Pull out each line of the data that includes the word "this".

[Records]
====

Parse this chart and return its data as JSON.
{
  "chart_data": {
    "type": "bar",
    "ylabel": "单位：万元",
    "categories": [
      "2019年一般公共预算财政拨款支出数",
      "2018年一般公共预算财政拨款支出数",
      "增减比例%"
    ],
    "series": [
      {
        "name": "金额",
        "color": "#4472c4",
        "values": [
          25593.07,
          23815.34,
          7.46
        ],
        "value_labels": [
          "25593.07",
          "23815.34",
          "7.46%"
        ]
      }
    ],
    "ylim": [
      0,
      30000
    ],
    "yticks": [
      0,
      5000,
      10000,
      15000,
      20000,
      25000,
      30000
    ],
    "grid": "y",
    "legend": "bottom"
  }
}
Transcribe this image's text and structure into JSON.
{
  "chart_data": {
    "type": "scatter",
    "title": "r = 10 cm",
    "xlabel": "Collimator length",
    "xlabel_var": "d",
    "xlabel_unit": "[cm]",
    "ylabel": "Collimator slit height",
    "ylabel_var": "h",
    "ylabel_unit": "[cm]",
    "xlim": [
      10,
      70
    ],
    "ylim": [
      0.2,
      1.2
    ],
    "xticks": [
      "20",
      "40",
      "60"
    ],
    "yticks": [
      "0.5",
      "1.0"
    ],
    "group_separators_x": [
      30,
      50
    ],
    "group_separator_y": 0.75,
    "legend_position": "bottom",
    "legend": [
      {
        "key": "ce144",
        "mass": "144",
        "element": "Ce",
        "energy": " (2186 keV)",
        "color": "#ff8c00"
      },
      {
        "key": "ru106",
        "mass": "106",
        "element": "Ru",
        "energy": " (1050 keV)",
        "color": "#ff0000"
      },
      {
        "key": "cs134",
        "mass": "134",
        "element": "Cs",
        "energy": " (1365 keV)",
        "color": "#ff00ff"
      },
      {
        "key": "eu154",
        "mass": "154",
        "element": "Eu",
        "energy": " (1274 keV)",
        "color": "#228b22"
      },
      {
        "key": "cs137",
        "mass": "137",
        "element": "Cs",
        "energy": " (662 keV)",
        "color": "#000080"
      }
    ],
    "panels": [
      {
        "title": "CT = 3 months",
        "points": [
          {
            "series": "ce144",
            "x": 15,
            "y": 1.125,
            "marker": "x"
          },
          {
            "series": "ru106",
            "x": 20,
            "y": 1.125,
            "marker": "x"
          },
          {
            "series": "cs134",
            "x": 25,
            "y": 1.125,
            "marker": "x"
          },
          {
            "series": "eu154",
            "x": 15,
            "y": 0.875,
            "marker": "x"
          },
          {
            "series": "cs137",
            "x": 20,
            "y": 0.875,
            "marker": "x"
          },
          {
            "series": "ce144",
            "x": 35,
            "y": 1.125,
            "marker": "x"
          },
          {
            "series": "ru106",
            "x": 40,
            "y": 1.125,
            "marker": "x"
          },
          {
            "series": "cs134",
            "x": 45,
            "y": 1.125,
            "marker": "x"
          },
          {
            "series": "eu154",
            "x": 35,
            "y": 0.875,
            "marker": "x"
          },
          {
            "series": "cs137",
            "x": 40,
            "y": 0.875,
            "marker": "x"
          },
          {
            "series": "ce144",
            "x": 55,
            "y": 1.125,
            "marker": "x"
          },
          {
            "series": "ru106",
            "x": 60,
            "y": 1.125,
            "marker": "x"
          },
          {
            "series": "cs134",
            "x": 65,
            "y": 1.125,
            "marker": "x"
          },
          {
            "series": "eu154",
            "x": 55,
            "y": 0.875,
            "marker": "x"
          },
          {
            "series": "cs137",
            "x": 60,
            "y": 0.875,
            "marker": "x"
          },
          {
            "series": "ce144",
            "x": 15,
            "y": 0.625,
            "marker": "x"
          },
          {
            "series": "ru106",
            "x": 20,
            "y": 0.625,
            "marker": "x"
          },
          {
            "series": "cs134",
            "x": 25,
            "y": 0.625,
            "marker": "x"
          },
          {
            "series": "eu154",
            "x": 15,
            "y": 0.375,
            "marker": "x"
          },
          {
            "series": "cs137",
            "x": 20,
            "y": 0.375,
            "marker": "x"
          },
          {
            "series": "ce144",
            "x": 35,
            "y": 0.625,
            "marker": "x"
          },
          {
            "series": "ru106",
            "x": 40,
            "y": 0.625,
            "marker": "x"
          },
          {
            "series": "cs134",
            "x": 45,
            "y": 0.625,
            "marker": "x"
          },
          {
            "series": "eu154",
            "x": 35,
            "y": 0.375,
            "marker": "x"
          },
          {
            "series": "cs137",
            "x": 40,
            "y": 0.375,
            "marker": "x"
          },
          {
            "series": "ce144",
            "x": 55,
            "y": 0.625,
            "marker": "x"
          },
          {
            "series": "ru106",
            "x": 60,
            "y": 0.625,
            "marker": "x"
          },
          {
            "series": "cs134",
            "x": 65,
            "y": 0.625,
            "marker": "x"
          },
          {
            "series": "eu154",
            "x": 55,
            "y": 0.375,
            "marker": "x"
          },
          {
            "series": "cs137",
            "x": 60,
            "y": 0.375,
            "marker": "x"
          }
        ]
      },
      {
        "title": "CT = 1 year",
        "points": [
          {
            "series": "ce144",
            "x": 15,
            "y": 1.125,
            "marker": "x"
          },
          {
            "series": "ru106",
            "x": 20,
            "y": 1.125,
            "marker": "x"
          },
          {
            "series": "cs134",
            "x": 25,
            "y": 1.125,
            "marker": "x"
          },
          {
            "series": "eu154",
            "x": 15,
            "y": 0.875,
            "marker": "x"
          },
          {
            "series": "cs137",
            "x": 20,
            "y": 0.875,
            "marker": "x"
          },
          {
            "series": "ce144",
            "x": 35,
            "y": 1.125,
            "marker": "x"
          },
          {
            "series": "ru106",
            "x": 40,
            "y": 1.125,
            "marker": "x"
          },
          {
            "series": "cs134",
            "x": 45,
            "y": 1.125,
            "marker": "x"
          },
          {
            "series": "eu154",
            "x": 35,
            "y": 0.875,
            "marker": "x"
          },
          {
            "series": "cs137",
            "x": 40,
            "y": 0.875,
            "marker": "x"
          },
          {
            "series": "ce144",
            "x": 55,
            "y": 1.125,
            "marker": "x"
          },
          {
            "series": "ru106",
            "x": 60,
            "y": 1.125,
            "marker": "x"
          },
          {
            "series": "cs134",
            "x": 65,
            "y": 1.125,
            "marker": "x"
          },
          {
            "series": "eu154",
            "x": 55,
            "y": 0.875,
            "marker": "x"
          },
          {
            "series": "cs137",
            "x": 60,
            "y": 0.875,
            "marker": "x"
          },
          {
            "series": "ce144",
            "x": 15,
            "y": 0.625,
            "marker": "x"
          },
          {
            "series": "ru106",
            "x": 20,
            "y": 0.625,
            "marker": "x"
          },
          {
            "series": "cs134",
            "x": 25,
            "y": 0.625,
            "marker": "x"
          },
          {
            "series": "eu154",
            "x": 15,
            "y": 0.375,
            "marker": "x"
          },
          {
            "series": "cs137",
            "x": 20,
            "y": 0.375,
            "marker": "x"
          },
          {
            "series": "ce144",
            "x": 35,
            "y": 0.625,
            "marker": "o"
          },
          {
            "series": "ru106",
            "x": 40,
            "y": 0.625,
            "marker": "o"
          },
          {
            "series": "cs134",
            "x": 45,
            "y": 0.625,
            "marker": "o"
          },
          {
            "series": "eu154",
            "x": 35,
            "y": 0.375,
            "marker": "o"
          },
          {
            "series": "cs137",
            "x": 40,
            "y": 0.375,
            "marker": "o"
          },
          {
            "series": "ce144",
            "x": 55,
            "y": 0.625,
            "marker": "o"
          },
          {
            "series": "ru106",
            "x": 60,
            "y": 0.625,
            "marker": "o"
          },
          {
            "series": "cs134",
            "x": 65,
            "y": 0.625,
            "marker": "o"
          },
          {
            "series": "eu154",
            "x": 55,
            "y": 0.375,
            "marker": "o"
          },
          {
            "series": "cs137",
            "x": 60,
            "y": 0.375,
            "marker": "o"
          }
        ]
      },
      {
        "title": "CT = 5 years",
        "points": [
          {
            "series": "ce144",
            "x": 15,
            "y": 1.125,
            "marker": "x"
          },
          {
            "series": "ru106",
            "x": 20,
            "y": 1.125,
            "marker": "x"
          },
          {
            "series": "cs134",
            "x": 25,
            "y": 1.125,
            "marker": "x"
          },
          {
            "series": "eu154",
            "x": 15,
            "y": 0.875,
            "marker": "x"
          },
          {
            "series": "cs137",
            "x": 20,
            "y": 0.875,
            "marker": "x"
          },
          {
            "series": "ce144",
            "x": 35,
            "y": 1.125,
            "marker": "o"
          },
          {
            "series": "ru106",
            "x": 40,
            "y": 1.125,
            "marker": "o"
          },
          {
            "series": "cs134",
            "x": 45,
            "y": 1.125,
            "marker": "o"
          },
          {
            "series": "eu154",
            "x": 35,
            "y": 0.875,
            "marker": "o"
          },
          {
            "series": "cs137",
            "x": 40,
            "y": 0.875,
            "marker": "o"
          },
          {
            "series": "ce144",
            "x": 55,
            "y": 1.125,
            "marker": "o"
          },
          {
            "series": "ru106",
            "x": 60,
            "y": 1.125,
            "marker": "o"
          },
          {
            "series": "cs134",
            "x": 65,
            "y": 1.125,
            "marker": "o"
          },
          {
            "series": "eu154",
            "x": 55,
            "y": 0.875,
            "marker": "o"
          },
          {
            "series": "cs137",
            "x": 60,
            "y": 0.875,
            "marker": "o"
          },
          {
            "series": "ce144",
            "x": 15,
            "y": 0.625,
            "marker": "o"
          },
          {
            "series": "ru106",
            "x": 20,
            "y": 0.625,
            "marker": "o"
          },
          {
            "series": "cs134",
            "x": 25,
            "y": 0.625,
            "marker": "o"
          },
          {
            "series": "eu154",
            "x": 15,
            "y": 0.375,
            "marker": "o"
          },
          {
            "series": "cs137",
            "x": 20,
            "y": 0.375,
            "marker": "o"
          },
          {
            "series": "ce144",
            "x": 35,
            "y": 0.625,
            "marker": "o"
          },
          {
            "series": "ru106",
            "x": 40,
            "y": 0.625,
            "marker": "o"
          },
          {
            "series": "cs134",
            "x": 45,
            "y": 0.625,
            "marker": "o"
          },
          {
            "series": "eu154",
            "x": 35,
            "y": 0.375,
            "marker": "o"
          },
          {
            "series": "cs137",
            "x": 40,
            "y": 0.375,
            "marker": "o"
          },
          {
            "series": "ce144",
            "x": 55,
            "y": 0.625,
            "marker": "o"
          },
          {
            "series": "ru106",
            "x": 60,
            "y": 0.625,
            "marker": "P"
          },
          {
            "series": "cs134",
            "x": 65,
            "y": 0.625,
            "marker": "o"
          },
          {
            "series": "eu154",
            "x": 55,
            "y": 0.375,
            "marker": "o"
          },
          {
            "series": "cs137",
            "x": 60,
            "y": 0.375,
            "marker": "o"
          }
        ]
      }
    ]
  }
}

====

The response:
Parse this chart and return its data as JSON.
Transcribe this image's text and structure into JSON.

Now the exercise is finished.